**What is required:**
Below is a listing; reproduce each line of it exactly.

(Raw records)
-------

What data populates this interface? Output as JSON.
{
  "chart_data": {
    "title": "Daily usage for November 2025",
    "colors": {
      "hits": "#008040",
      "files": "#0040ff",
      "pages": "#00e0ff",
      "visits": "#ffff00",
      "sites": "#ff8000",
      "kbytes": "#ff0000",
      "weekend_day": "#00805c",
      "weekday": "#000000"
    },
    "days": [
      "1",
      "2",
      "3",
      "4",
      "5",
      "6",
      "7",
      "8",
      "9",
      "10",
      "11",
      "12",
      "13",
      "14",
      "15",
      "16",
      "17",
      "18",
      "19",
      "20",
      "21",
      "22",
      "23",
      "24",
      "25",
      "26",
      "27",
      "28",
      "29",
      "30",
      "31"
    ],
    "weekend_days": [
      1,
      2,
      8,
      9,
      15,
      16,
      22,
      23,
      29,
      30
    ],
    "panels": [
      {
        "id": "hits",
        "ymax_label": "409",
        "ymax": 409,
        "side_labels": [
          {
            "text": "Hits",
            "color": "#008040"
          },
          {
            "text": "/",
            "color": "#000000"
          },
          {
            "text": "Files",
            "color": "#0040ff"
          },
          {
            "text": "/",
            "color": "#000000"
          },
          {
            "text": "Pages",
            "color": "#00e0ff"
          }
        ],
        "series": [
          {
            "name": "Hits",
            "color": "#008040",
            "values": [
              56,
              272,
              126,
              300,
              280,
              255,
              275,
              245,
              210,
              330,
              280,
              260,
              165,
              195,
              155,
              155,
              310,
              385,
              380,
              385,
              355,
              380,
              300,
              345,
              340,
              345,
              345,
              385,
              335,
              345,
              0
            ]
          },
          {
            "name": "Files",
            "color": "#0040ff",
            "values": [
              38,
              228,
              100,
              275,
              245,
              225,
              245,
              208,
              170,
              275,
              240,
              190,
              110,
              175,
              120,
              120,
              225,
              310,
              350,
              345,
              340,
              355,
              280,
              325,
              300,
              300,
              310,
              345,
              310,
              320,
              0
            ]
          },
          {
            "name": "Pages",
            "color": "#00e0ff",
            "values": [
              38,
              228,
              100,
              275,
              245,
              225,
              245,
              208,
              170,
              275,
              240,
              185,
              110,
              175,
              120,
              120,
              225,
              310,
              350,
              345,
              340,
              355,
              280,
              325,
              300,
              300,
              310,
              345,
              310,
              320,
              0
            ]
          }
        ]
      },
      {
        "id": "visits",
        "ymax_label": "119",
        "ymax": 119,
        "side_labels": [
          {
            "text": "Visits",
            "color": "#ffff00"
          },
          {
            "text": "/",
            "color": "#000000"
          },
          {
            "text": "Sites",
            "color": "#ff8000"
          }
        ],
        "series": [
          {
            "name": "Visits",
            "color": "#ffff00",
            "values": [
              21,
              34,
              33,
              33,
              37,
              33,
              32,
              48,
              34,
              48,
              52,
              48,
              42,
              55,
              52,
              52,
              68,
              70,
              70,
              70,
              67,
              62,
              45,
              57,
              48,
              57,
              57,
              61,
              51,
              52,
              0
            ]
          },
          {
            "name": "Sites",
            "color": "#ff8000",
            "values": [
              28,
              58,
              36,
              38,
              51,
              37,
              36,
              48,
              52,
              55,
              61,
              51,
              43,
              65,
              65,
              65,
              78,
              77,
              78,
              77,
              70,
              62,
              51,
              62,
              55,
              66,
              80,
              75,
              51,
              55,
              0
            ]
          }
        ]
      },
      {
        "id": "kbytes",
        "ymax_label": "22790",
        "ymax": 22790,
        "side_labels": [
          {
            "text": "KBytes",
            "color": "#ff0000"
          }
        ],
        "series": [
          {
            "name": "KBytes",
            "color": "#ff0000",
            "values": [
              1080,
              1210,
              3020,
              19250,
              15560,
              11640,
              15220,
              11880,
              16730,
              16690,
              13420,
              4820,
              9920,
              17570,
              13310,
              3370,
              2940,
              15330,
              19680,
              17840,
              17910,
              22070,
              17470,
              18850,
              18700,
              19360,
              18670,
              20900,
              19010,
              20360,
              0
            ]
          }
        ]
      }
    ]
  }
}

-------

**Complete answer:**
What data populates this interface? Output as JSON.
{
  "chart_data": {
    "title": "Daily usage for November 2025",
    "colors": {
      "hits": "#008040",
      "files": "#0040ff",
      "pages": "#00e0ff",
      "visits": "#ffff00",
      "sites": "#ff8000",
      "kbytes": "#ff0000",
      "weekend_day": "#00805c",
      "weekday": "#000000"
    },
    "days": [
      "1",
      "2",
      "3",
      "4",
      "5",
      "6",
      "7",
      "8",
      "9",
      "10",
      "11",
      "12",
      "13",
      "14",
      "15",
      "16",
      "17",
      "18",
      "19",
      "20",
      "21",
      "22",
      "23",
      "24",
      "25",
      "26",
      "27",
      "28",
      "29",
      "30",
      "31"
    ],
    "weekend_days": [
      1,
      2,
      8,
      9,
      15,
      16,
      22,
      23,
      29,
      30
    ],
    "panels": [
      {
        "id": "hits",
        "ymax_label": "409",
        "ymax": 409,
        "side_labels": [
          {
            "text": "Hits",
            "color": "#008040"
          },
          {
            "text": "/",
            "color": "#000000"
          },
          {
            "text": "Files",
            "color": "#0040ff"
          },
          {
            "text": "/",
            "color": "#000000"
          },
          {
            "text": "Pages",
            "color": "#00e0ff"
          }
        ],
        "series": [
          {
            "name": "Hits",
            "color": "#008040",
            "values": [
              56,
              272,
              126,
              300,
              280,
              255,
              275,
              245,
              210,
              330,
              280,
              260,
              165,
              195,
              155,
              155,
              310,
              385,
              380,
              385,
              355,
              380,
              300,
              345,
              340,
              345,
              345,
              385,
              335,
              345,
              0
            ]
          },
          {
            "name": "Files",
            "color": "#0040ff",
            "values": [
              38,
              228,
              100,
              275,
              245,
              225,
              245,
              208,
              170,
              275,
              240,
              190,
              110,
              175,
              120,
              120,
              225,
              310,
              350,
              345,
              340,
              355,
              280,
              325,
              300,
              300,
              310,
              345,
              310,
              320,
              0
            ]
          },
          {
            "name": "Pages",
            "color": "#00e0ff",
            "values": [
              38,
              228,
              100,
              275,
              245,
              225,
              245,
              208,
              170,
              275,
              240,
              185,
              110,
              175,
              120,
              120,
              225,
              310,
              350,
              345,
              340,
              355,
              280,
              325,
              300,
              300,
              310,
              345,
              310,
              320,
              0
            ]
          }
        ]
      },
      {
        "id": "visits",
        "ymax_label": "119",
        "ymax": 119,
        "side_labels": [
          {
            "text": "Visits",
            "color": "#ffff00"
          },
          {
            "text": "/",
            "color": "#000000"
          },
          {
            "text": "Sites",
            "color": "#ff8000"
          }
        ],
        "series": [
          {
            "name": "Visits",
            "color": "#ffff00",
            "values": [
              21,
              34,
              33,
              33,
              37,
              33,
              32,
              48,
              34,
              48,
              52,
              48,
              42,
              55,
              52,
              52,
              68,
              70,
              70,
              70,
              67,
              62,
              45,
              57,
              48,
              57,
              57,
              61,
              51,
              52,
              0
            ]
          },
          {
            "name": "Sites",
            "color": "#ff8000",
            "values": [
              28,
              58,
              36,
              38,
              51,
              37,
              36,
              48,
              52,
              55,
              61,
              51,
              43,
              65,
              65,
              65,
              78,
              77,
              78,
              77,
              70,
              62,
              51,
              62,
              55,
              66,
              80,
              75,
              51,
              55,
              0
            ]
          }
        ]
      },
      {
        "id": "kbytes",
        "ymax_label": "22790",
        "ymax": 22790,
        "side_labels": [
          {
            "text": "KBytes",
            "color": "#ff0000"
          }
        ],
        "series": [
          {
            "name": "KBytes",
            "color": "#ff0000",
            "values": [
              1080,
              1210,
              3020,
              19250,
              15560,
              11640,
              15220,
              11880,
              16730,
              16690,
              13420,
              4820,
              9920,
              17570,
              13310,
              3370,
              2940,
              15330,
              19680,
              17840,
              17910,
              22070,
              17470,
              18850,
              18700,
              19360,
              18670,
              20900,
              19010,
              20360,
              0
            ]
          }
        ]
      }
    ]
  }
}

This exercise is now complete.